**What is expected**
Locate the word "structured" in the material, then show every line that holds it.

**Supplied data**
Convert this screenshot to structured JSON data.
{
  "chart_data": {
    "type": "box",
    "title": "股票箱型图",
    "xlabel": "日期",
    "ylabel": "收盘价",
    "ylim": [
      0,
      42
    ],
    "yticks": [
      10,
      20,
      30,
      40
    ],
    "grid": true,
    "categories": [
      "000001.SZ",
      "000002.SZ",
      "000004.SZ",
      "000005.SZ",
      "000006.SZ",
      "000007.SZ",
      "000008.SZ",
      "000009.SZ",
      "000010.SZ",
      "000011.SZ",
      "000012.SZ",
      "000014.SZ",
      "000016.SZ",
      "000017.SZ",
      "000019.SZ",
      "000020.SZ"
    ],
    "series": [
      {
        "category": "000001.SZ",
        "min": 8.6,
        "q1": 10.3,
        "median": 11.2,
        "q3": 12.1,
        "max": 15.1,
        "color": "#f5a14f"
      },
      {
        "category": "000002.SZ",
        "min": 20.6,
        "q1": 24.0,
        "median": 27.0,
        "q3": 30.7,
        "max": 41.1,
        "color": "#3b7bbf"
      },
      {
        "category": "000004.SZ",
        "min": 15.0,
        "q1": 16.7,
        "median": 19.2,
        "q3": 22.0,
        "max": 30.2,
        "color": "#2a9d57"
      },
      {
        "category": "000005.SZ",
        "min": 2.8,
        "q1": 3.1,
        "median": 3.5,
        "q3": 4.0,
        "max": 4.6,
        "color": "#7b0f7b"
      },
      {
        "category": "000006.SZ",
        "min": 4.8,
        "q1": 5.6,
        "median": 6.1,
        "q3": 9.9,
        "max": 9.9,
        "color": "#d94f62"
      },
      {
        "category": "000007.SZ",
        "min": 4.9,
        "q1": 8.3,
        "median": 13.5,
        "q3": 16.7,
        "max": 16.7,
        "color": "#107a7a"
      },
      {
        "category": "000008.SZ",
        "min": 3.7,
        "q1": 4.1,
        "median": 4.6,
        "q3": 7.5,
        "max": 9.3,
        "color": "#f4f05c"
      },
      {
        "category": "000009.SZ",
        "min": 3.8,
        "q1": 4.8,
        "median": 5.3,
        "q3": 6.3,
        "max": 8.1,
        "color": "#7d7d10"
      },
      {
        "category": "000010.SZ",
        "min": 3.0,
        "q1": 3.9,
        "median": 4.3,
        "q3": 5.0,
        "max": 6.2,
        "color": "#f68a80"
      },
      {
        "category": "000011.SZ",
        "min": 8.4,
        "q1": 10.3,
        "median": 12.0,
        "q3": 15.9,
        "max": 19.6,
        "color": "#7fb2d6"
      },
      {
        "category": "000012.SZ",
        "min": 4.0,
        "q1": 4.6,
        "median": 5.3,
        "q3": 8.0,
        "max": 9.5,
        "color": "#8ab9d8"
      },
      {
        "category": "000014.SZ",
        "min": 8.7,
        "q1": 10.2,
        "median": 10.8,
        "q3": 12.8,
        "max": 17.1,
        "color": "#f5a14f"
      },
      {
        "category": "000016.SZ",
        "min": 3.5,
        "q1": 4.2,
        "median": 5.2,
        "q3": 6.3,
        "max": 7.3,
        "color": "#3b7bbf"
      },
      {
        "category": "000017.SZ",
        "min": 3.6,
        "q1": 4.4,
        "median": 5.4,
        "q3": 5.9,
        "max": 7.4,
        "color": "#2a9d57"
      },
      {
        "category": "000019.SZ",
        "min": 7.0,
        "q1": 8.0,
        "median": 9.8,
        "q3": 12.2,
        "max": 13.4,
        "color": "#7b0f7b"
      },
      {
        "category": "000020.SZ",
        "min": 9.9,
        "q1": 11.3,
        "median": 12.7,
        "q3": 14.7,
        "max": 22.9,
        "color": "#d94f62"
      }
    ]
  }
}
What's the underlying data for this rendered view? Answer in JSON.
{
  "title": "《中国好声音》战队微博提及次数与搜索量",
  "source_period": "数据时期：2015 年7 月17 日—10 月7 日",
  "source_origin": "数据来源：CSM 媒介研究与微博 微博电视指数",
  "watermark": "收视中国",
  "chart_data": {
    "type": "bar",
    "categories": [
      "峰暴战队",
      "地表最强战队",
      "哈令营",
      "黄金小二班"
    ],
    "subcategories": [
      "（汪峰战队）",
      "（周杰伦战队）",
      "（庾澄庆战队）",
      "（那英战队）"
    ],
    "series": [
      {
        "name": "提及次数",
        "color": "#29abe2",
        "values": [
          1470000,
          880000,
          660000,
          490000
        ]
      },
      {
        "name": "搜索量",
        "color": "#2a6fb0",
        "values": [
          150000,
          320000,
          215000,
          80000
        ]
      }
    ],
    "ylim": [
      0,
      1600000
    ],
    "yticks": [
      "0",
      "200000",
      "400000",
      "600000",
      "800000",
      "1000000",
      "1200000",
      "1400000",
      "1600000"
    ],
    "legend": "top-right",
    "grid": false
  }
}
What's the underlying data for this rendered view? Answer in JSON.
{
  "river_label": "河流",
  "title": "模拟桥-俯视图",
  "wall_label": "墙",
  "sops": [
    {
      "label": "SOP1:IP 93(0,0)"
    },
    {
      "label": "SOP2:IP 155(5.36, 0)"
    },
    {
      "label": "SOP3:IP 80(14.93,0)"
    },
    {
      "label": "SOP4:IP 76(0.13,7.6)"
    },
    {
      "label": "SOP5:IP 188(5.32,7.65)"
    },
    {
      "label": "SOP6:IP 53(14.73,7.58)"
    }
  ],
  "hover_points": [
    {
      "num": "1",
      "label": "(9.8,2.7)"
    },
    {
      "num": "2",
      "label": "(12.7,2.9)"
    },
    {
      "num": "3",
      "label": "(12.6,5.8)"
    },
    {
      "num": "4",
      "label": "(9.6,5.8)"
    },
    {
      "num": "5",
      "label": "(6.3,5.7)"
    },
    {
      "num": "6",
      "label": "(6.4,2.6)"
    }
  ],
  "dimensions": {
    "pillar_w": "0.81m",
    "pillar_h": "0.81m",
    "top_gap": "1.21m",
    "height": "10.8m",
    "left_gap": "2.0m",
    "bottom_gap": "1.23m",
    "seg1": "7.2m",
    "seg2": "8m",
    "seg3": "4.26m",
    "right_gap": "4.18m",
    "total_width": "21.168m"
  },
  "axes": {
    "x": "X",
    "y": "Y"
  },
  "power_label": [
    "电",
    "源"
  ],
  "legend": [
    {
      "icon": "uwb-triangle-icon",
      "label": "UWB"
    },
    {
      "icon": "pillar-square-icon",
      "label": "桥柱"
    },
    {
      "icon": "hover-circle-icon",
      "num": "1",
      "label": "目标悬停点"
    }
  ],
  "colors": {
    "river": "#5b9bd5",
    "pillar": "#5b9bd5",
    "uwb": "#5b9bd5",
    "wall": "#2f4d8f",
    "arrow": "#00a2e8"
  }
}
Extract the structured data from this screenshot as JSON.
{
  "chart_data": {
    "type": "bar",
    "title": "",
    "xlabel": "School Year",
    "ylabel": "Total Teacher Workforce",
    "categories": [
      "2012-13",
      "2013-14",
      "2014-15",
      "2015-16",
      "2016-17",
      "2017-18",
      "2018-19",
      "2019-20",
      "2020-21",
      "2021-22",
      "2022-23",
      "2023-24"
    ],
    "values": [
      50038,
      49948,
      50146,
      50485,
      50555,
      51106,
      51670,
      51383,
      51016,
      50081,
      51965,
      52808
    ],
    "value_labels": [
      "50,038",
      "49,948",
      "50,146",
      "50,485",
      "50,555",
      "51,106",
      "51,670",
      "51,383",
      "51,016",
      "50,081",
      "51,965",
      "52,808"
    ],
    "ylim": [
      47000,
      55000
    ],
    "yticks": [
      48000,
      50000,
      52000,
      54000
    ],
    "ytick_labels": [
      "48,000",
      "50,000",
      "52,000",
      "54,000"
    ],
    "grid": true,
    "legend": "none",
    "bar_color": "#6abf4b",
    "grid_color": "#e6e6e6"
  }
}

**Problem solution**
Convert this screenshot to structured JSON data.
Extract the structured data from this screenshot as JSON.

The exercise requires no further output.